Milliyetçilikler tabiatı gereği ilk önce imparatorluk düşmanıdır. Fakat sistemli Türk milliyetçiliğinin doğuşu Osmanlı İmparatorluğu devrinde gerçekleşmiş ve Türk milliyetçiliği Osmanlı’nın kurtuluş umudu olarak belirmiştir.

İmparatorluğu hayatta tutmaya gücü yetmese de cumhuriyetin kurucu fikri yine Türk milliyetçiliği olmuştur.

Yine milliyetçilikler dine mesafeli hatta düşman akımlar olarak ortaya çıksa da Türk milliyetçiliği hiçbir zaman dine düşman bir tavır içine girmemiştir.

Yayılmacı politika güden milliyetçiliklerin tek hedefi her zaman kendi soydaşları olmuşken, Türk milliyetçiliği sadece soydaşlarını ve hatta dindaşlarını değil eskiden hüküm sürdüğü coğrafyalarda yer alan her bir unsuru yeniden güçlendirmeyi hedeflemiştir.

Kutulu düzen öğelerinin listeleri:
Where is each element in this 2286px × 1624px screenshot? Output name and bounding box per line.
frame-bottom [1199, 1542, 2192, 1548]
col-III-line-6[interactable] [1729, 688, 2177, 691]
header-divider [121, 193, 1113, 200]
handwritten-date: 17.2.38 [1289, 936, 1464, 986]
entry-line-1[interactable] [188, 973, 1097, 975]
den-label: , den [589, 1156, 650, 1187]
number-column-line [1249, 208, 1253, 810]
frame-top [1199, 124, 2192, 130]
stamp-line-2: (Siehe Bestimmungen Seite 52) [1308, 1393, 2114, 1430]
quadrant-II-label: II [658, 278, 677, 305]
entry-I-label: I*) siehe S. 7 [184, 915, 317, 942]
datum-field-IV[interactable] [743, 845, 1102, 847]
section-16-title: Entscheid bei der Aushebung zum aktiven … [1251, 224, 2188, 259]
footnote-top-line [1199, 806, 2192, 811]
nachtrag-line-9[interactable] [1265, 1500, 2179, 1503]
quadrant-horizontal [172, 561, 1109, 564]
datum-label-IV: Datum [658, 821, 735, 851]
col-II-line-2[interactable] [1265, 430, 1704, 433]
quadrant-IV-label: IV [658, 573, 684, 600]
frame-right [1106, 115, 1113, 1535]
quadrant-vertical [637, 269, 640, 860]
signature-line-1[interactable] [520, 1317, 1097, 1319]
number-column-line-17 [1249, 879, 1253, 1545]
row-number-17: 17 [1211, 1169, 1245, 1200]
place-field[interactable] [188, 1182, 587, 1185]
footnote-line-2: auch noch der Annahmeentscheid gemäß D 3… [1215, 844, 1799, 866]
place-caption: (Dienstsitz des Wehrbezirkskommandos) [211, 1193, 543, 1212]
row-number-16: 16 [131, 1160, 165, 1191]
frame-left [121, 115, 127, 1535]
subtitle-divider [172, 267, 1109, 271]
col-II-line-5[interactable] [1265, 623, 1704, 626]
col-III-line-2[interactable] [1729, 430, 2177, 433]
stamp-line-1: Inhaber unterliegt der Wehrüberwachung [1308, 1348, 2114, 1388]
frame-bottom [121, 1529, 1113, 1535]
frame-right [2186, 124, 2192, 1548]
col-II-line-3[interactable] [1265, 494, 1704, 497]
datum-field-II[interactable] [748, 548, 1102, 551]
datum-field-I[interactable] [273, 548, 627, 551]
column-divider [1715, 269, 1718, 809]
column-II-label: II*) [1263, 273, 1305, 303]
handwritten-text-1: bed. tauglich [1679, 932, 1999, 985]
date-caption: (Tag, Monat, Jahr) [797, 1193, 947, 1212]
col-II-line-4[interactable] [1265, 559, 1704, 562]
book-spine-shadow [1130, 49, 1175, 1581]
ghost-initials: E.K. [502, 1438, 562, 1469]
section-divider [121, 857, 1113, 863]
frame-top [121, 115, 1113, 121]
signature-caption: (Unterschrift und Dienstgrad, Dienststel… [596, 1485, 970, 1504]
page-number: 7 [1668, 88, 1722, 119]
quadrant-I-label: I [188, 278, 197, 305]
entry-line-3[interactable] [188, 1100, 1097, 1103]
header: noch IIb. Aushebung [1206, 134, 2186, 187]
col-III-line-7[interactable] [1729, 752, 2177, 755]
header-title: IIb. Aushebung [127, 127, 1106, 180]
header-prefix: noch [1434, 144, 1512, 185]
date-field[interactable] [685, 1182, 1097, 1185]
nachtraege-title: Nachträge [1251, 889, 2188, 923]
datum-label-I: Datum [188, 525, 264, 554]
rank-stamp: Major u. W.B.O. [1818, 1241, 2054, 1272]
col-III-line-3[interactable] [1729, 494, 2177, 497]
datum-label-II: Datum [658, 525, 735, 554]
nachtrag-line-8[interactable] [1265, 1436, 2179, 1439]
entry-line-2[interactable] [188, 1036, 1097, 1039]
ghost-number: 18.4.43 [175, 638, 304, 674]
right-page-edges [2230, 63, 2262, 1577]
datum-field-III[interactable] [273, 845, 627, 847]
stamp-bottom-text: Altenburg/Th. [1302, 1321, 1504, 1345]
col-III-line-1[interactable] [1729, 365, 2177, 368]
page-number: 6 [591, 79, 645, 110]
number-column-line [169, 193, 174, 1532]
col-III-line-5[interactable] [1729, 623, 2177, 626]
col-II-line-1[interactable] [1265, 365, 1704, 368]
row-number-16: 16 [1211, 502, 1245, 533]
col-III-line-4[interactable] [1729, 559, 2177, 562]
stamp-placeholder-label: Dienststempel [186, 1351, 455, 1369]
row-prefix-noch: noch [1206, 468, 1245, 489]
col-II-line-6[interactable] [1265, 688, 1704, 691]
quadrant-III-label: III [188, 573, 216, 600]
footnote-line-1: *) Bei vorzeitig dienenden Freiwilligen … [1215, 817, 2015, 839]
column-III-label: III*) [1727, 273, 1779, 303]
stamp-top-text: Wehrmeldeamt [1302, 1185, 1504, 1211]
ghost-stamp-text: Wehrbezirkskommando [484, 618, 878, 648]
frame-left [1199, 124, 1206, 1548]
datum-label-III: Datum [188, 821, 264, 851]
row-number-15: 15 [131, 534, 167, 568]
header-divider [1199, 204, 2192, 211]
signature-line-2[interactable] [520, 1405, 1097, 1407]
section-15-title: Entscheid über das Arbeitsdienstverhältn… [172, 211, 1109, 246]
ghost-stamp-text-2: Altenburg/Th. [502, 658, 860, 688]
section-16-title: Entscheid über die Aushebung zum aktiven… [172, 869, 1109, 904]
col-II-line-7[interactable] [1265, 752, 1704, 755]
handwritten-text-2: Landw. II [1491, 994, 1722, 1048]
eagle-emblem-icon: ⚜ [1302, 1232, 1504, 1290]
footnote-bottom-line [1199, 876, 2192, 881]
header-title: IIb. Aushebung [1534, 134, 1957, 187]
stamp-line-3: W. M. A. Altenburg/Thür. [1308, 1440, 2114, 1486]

Kısa görev
Türk milliyetçiliğini anlatan metnin tamamını kelimesi kelimesine yeniden yaz. Bu kayıtlara hiç gerek yok.

Görevin cevabı
Milliyetçilikler tabiatı gereği ilk önce imparatorluk düşmanıdır. Fakat sistemli Türk milliyetçiliğinin doğuşu Osmanlı İmparatorluğu devrinde gerçekleşmiş ve Türk milliyetçiliği Osmanlı’nın kurtuluş umudu olarak belirmiştir.

İmparatorluğu hayatta tutmaya gücü yetmese de cumhuriyetin kurucu fikri yine Türk milliyetçiliği olmuştur.

Yine milliyetçilikler dine mesafeli hatta düşman akımlar olarak ortaya çıksa da Türk milliyetçiliği hiçbir zaman dine düşman bir tavır içine girmemiştir.

Yayılmacı politika güden milliyetçiliklerin tek hedefi her zaman kendi soydaşları olmuşken, Türk milliyetçiliği sadece soydaşlarını ve hatta dindaşlarını değil eskiden hüküm sürdüğü coğrafyalarda yer alan her bir unsuru yeniden güçlendirmeyi hedeflemiştir.